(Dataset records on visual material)
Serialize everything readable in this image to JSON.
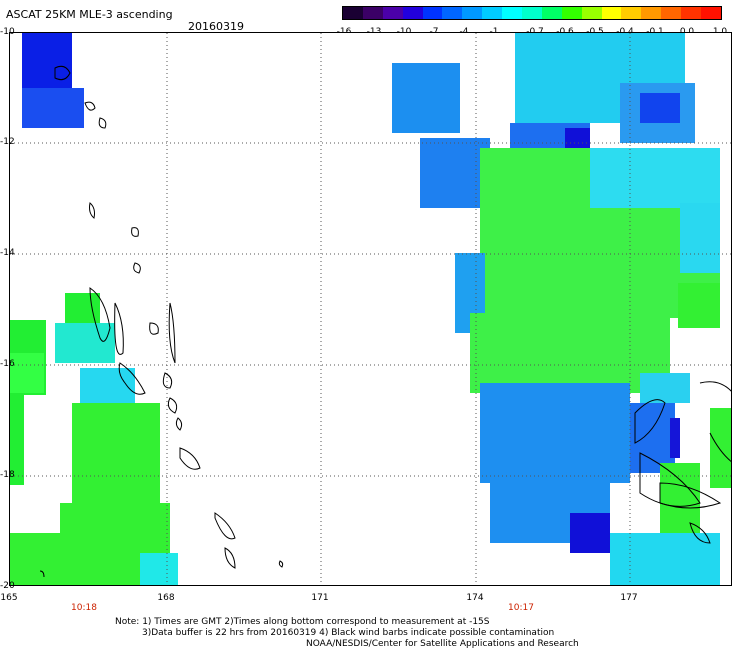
{
  "title": "ASCAT 25KM MLE-3 ascending",
  "date": "20160319",
  "colorbar": {
    "ticks": [
      "-16",
      "-13",
      "-10",
      "-7",
      "-4",
      "-1",
      "-0.7",
      "-0.6",
      "-0.5",
      "-0.4",
      "-0.1",
      "0.0",
      "1.0"
    ],
    "colors": [
      "#1a0033",
      "#3b0066",
      "#4b00a8",
      "#2200dd",
      "#0033ff",
      "#0066ff",
      "#0099ff",
      "#00ccff",
      "#00ffff",
      "#00ffcc",
      "#00ff66",
      "#33ff00",
      "#99ff00",
      "#ffff00",
      "#ffcc00",
      "#ff9900",
      "#ff6600",
      "#ff3300",
      "#ff1100"
    ]
  },
  "axes": {
    "lat_labels": [
      "-10",
      "-12",
      "-14",
      "-16",
      "-18",
      "-20"
    ],
    "lon_labels": [
      "165",
      "168",
      "171",
      "174",
      "177"
    ]
  },
  "pass_times": [
    "10:18",
    "10:17"
  ],
  "notes": [
    "Note: 1) Times are GMT 2)Times along bottom correspond to measurement at -15S",
    "3)Data buffer is 22 hrs from 20160319 4) Black wind barbs indicate possible contamination",
    "NOAA/NESDIS/Center for Satellite Applications and Research"
  ]
}
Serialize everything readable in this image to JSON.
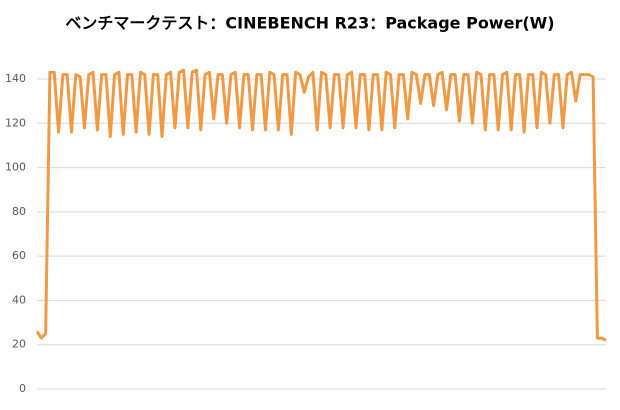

TASK BRIEF: Quote the material in full and exactly; do not carry over its pictures.

SOLUTION FOR THIS EXERCISE:
Serialize everything readable in this image to JSON.
{
  "title": "ASCAT 25KM MLE-3 ascending",
  "date": "20160319",
  "colorbar": {
    "ticks": [
      "-16",
      "-13",
      "-10",
      "-7",
      "-4",
      "-1",
      "-0.7",
      "-0.6",
      "-0.5",
      "-0.4",
      "-0.1",
      "0.0",
      "1.0"
    ],
    "colors": [
      "#1a0033",
      "#3b0066",
      "#4b00a8",
      "#2200dd",
      "#0033ff",
      "#0066ff",
      "#0099ff",
      "#00ccff",
      "#00ffff",
      "#00ffcc",
      "#00ff66",
      "#33ff00",
      "#99ff00",
      "#ffff00",
      "#ffcc00",
      "#ff9900",
      "#ff6600",
      "#ff3300",
      "#ff1100"
    ]
  },
  "axes": {
    "lat_labels": [
      "-10",
      "-12",
      "-14",
      "-16",
      "-18",
      "-20"
    ],
    "lon_labels": [
      "165",
      "168",
      "171",
      "174",
      "177"
    ]
  },
  "pass_times": [
    "10:18",
    "10:17"
  ],
  "notes": [
    "Note: 1) Times are GMT 2)Times along bottom correspond to measurement at -15S",
    "3)Data buffer is 22 hrs from 20160319 4) Black wind barbs indicate possible contamination",
    "NOAA/NESDIS/Center for Satellite Applications and Research"
  ]
}
Serialize everything readable in this image to JSON.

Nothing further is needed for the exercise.